__Data lines__.
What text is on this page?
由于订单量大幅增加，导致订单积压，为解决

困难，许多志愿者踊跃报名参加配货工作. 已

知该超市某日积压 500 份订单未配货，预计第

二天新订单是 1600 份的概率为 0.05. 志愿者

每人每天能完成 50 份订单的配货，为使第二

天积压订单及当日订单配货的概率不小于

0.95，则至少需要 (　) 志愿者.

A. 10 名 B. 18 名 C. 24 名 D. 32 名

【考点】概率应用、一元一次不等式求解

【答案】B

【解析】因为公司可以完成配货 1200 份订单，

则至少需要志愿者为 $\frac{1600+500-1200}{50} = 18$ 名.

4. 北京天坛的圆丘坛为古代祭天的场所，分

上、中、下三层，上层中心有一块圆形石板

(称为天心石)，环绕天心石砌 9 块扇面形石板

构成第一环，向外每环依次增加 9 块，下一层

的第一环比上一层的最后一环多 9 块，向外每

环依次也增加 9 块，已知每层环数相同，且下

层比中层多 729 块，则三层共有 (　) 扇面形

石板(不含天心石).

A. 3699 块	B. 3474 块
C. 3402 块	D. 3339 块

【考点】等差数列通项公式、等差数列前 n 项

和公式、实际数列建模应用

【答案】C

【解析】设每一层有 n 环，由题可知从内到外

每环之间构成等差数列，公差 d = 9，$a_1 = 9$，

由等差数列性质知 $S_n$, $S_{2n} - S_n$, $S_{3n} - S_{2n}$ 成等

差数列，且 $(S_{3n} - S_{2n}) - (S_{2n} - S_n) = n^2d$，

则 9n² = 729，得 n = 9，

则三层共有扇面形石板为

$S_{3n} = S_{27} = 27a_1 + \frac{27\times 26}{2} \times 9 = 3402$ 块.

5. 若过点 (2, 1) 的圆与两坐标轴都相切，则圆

__Work instructions__. Write out all the entries exactly.

__Exercise answer__.
What text is on this page?
由于订单量大幅增加，导致订单积压，为解决

困难，许多志愿者踊跃报名参加配货工作. 已

知该超市某日积压 500 份订单未配货，预计第

二天新订单是 1600 份的概率为 0.05. 志愿者

每人每天能完成 50 份订单的配货，为使第二

天积压订单及当日订单配货的概率不小于

0.95，则至少需要 (　) 志愿者.

A. 10 名 B. 18 名 C. 24 名 D. 32 名

【考点】概率应用、一元一次不等式求解

【答案】B

【解析】因为公司可以完成配货 1200 份订单，

则至少需要志愿者为 $\frac{1600+500-1200}{50} = 18$ 名.

4. 北京天坛的圆丘坛为古代祭天的场所，分

上、中、下三层，上层中心有一块圆形石板

(称为天心石)，环绕天心石砌 9 块扇面形石板

构成第一环，向外每环依次增加 9 块，下一层

的第一环比上一层的最后一环多 9 块，向外每

环依次也增加 9 块，已知每层环数相同，且下

层比中层多 729 块，则三层共有 (　) 扇面形

石板(不含天心石).

A. 3699 块	B. 3474 块
C. 3402 块	D. 3339 块

【考点】等差数列通项公式、等差数列前 n 项

和公式、实际数列建模应用

【答案】C

【解析】设每一层有 n 环，由题可知从内到外

每环之间构成等差数列，公差 d = 9，$a_1 = 9$，

由等差数列性质知 $S_n$, $S_{2n} - S_n$, $S_{3n} - S_{2n}$ 成等

差数列，且 $(S_{3n} - S_{2n}) - (S_{2n} - S_n) = n^2d$，

则 9n² = 729，得 n = 9，

则三层共有扇面形石板为

$S_{3n} = S_{27} = 27a_1 + \frac{27\times 26}{2} \times 9 = 3402$ 块.

5. 若过点 (2, 1) 的圆与两坐标轴都相切，则圆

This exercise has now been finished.